### The request
Only a number is wanted: how many lines of the entries include the string "subnet"?

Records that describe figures
----

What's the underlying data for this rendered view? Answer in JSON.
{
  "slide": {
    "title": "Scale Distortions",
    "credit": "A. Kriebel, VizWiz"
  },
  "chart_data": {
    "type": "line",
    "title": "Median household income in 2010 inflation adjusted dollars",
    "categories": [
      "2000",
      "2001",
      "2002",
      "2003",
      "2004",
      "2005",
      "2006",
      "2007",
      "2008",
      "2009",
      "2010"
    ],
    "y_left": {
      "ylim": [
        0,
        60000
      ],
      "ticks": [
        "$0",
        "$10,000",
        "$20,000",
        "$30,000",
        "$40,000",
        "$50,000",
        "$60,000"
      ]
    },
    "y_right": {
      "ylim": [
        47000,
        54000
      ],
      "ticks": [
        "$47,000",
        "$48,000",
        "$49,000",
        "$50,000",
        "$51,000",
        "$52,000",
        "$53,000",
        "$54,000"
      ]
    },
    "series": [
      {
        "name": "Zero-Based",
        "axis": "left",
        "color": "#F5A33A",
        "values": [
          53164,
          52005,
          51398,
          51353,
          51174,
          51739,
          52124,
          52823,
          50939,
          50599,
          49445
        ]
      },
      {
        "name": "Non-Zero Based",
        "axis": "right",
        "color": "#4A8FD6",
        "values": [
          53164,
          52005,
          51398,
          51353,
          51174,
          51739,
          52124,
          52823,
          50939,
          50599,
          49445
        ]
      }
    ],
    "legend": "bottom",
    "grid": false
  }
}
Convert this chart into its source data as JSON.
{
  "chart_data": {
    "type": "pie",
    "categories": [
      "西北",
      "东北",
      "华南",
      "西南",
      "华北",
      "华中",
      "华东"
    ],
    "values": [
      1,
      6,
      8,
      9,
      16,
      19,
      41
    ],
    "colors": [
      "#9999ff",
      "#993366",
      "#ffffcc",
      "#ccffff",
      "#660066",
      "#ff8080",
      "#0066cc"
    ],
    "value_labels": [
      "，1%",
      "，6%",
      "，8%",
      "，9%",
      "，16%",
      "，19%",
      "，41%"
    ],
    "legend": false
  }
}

----

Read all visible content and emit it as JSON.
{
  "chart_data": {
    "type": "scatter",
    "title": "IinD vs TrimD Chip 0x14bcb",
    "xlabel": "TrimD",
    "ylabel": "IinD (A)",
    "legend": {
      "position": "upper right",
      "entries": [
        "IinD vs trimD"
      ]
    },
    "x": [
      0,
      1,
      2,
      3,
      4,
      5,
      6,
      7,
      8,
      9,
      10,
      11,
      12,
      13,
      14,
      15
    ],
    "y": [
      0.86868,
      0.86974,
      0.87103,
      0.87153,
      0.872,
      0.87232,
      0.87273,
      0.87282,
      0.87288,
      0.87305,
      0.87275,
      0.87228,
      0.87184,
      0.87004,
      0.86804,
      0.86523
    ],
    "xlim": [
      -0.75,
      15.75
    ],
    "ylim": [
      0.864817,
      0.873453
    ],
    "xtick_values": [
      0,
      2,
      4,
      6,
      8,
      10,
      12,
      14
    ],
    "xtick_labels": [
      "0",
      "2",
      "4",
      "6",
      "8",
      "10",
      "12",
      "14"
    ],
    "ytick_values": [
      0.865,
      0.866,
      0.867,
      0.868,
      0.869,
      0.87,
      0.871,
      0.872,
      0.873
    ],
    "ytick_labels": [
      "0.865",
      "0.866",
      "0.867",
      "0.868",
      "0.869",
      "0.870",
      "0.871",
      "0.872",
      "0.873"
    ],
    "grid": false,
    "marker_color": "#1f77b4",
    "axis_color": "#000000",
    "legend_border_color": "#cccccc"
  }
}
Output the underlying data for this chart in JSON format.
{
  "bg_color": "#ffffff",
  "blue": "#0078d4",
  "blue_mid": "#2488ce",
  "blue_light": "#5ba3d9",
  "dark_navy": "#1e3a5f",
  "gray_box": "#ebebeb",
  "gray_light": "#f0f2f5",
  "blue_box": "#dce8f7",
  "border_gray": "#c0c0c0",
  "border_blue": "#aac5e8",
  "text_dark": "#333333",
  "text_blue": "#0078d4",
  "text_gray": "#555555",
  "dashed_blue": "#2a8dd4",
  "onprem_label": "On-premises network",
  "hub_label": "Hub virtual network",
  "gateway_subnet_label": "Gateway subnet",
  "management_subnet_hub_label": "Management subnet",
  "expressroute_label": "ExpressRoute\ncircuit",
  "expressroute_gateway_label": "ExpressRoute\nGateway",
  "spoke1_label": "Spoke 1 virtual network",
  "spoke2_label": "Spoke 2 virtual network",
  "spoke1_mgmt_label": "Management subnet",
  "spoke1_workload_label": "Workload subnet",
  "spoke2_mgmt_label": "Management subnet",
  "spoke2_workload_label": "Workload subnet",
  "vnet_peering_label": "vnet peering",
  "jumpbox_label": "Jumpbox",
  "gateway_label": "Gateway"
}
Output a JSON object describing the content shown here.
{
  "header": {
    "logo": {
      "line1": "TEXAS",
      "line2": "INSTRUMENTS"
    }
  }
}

----

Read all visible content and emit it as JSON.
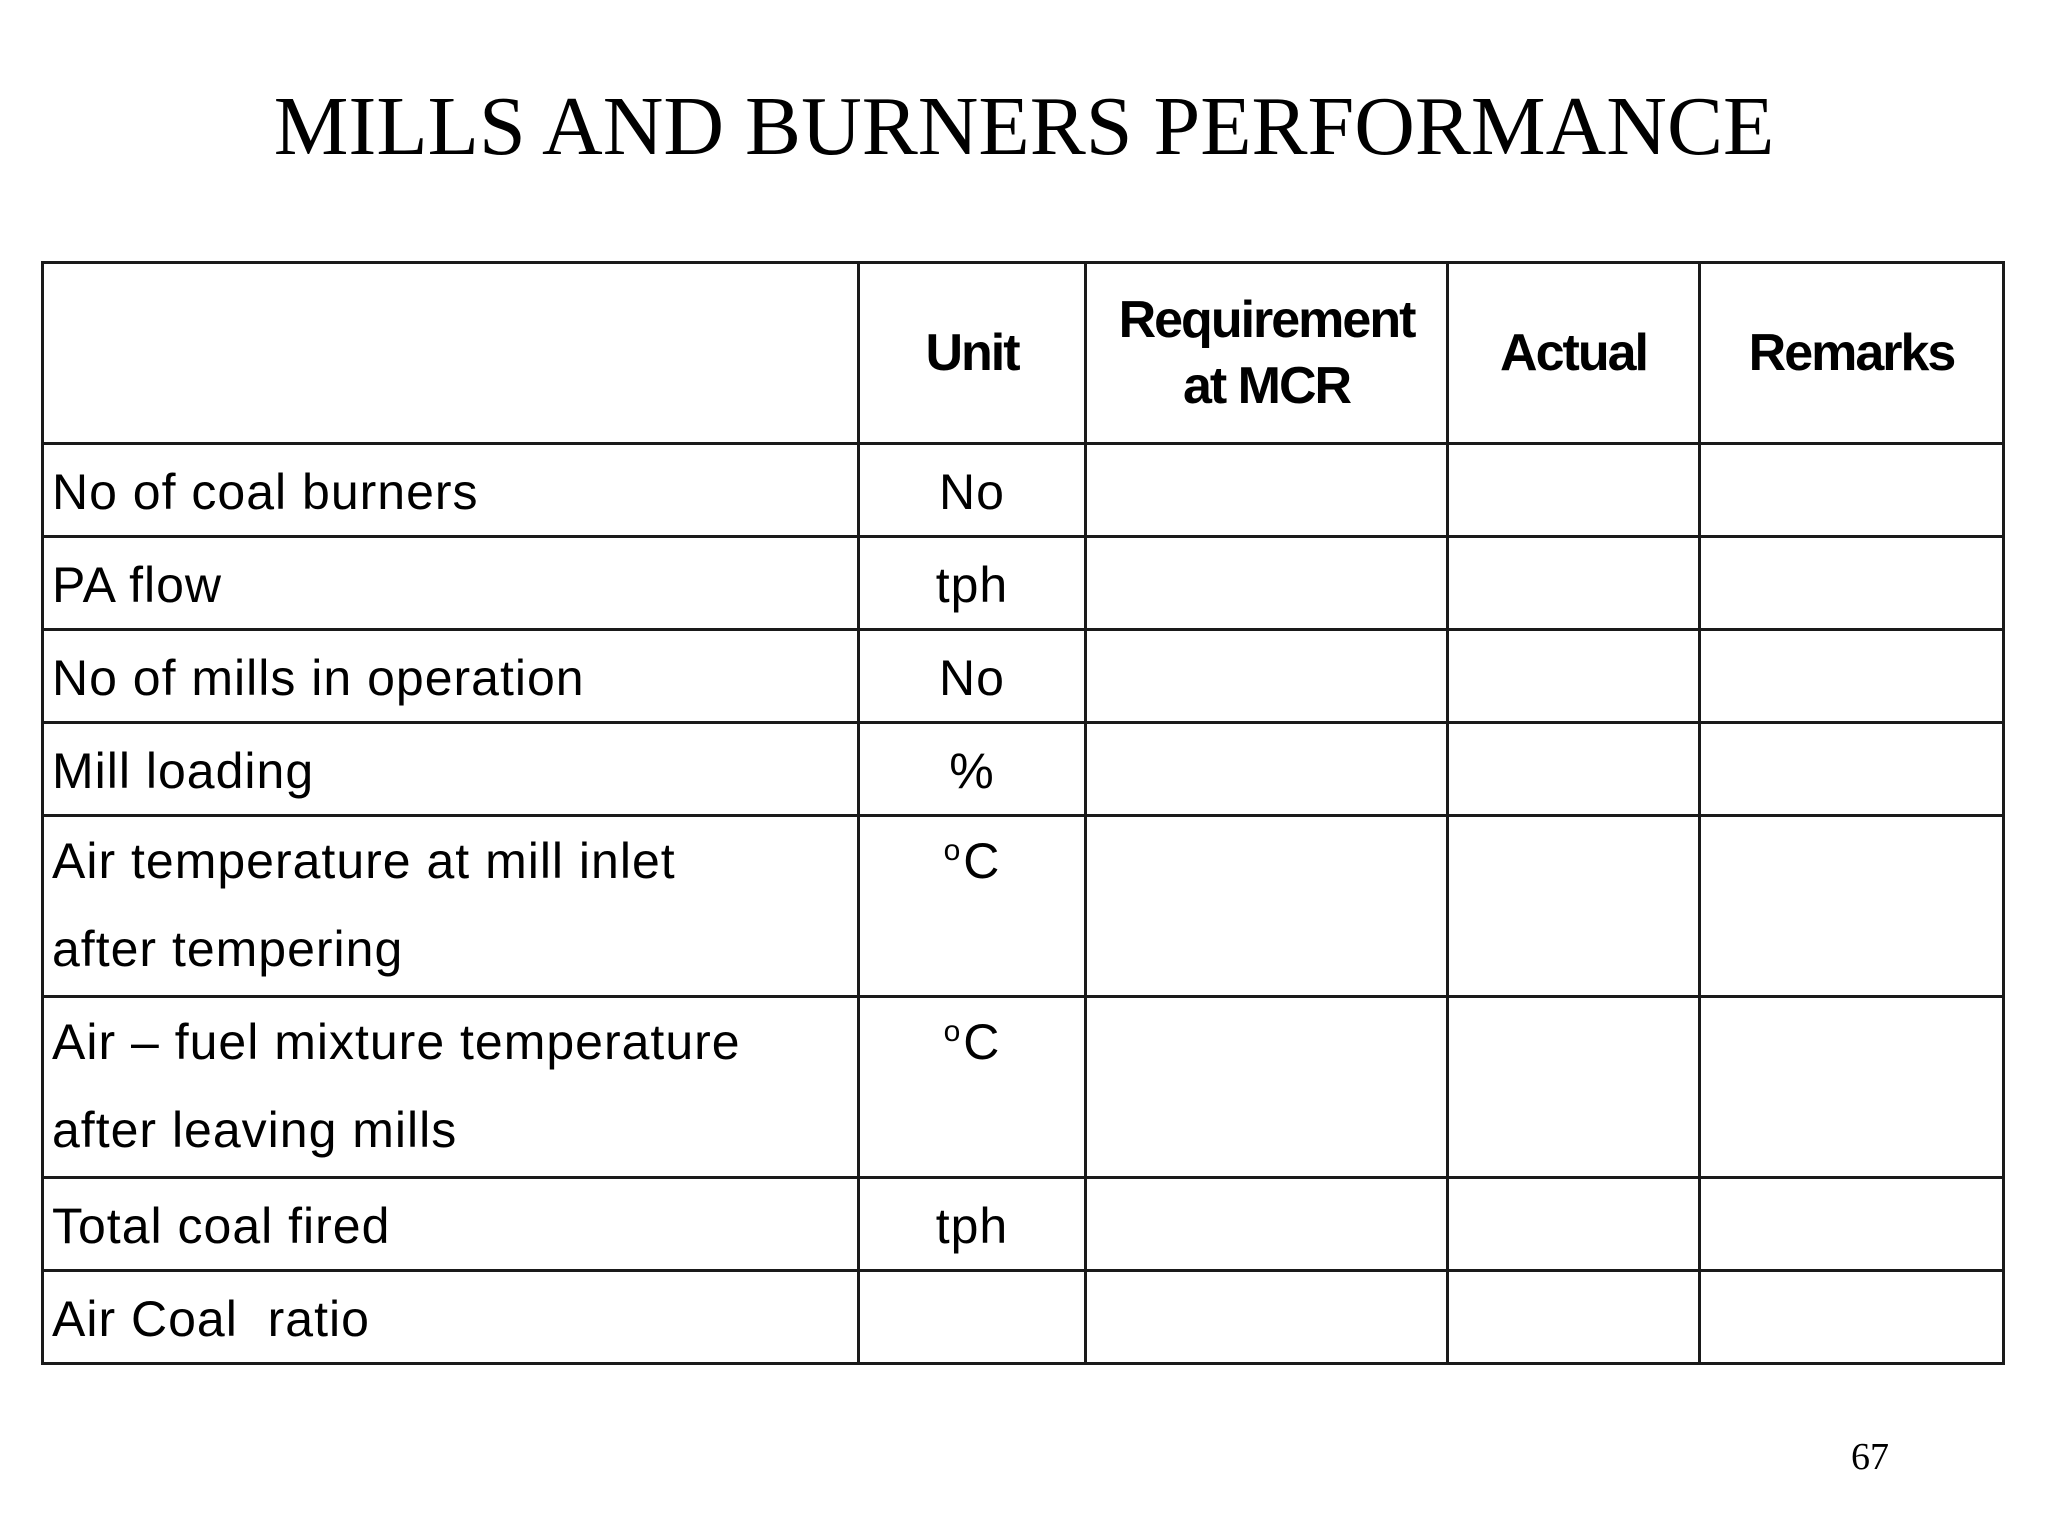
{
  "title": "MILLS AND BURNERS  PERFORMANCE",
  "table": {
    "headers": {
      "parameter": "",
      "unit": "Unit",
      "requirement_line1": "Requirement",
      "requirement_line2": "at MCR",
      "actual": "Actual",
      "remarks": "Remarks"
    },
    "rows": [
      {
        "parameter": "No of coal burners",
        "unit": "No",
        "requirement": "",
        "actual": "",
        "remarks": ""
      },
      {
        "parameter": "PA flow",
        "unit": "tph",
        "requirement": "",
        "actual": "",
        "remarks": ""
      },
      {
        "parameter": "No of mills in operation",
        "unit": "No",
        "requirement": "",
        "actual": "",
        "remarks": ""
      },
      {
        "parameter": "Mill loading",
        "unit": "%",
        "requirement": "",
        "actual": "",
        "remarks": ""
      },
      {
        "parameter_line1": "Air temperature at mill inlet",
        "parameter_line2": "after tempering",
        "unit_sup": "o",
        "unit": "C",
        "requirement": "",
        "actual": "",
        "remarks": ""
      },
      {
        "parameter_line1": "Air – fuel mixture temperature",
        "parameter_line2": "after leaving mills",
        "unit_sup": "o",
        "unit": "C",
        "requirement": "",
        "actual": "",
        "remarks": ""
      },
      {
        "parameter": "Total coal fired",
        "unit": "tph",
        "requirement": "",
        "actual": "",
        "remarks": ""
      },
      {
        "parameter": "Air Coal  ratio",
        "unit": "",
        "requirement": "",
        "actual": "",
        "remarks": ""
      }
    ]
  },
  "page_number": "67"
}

----

### Completed exercise
6